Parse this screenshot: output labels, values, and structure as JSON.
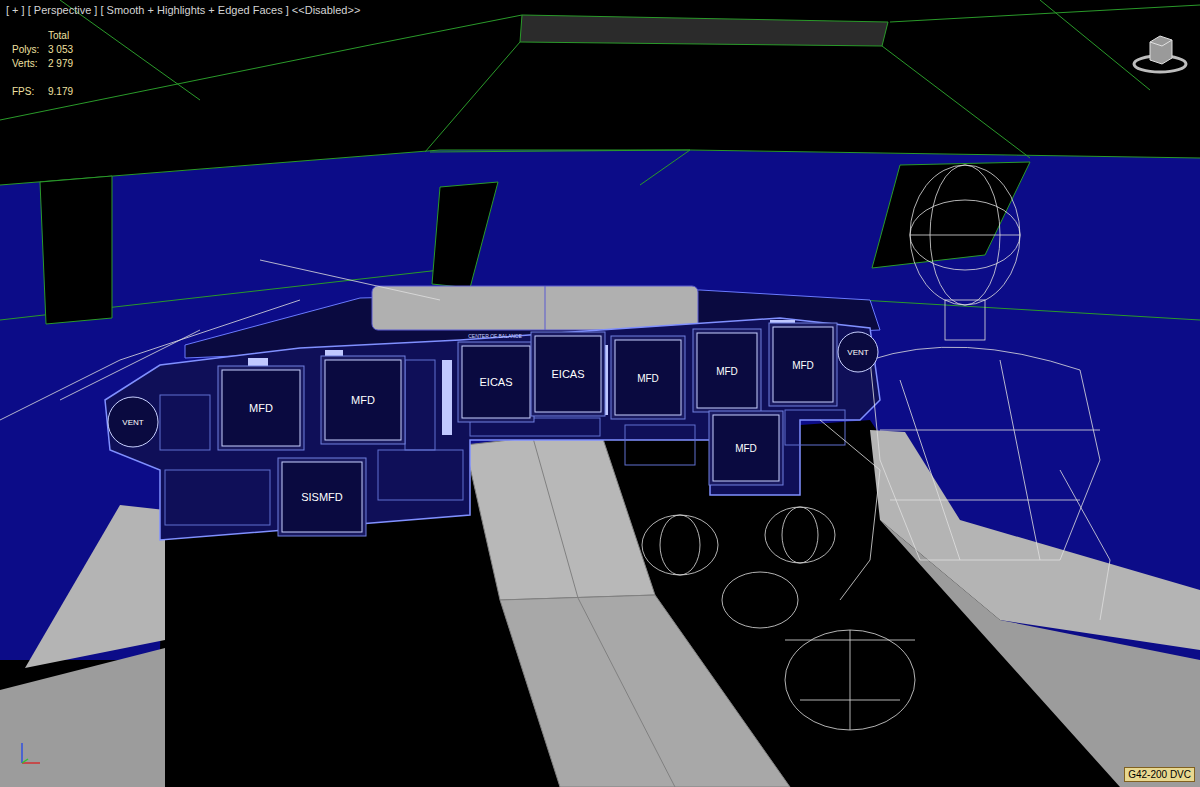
{
  "viewport": {
    "label": "[ + ] [ Perspective ] [ Smooth + Highlights + Edged Faces ] <<Disabled>>"
  },
  "stats": {
    "header": "Total",
    "rows": [
      {
        "label": "Polys:",
        "value": "3 053"
      },
      {
        "label": "Verts:",
        "value": "2 979"
      },
      {
        "label": "FPS:",
        "value": "9.179"
      }
    ]
  },
  "panel": {
    "displays": [
      {
        "label": "MFD"
      },
      {
        "label": "MFD"
      },
      {
        "label": "SISMFD"
      },
      {
        "label": "EICAS"
      },
      {
        "label": "EICAS"
      },
      {
        "label": "MFD"
      },
      {
        "label": "MFD"
      },
      {
        "label": "MFD"
      },
      {
        "label": "MFD"
      }
    ],
    "vents": [
      {
        "label": "VENT"
      },
      {
        "label": "VENT"
      }
    ],
    "captions": [
      "CENTER OF BALANCE"
    ]
  },
  "badge": "G42-200 DVC"
}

--------------------------------

Copy each line of the records precisely and drop any images they hold.

> [Reply to the exercise]:
Parse this screenshot: output labels, values, and structure as JSON.
{
  "viewport": {
    "label": "[ + ] [ Perspective ] [ Smooth + Highlights + Edged Faces ] <<Disabled>>"
  },
  "stats": {
    "header": "Total",
    "rows": [
      {
        "label": "Polys:",
        "value": "3 053"
      },
      {
        "label": "Verts:",
        "value": "2 979"
      },
      {
        "label": "FPS:",
        "value": "9.179"
      }
    ]
  },
  "panel": {
    "displays": [
      {
        "label": "MFD"
      },
      {
        "label": "MFD"
      },
      {
        "label": "SISMFD"
      },
      {
        "label": "EICAS"
      },
      {
        "label": "EICAS"
      },
      {
        "label": "MFD"
      },
      {
        "label": "MFD"
      },
      {
        "label": "MFD"
      },
      {
        "label": "MFD"
      }
    ],
    "vents": [
      {
        "label": "VENT"
      },
      {
        "label": "VENT"
      }
    ],
    "captions": [
      "CENTER OF BALANCE"
    ]
  },
  "badge": "G42-200 DVC"
}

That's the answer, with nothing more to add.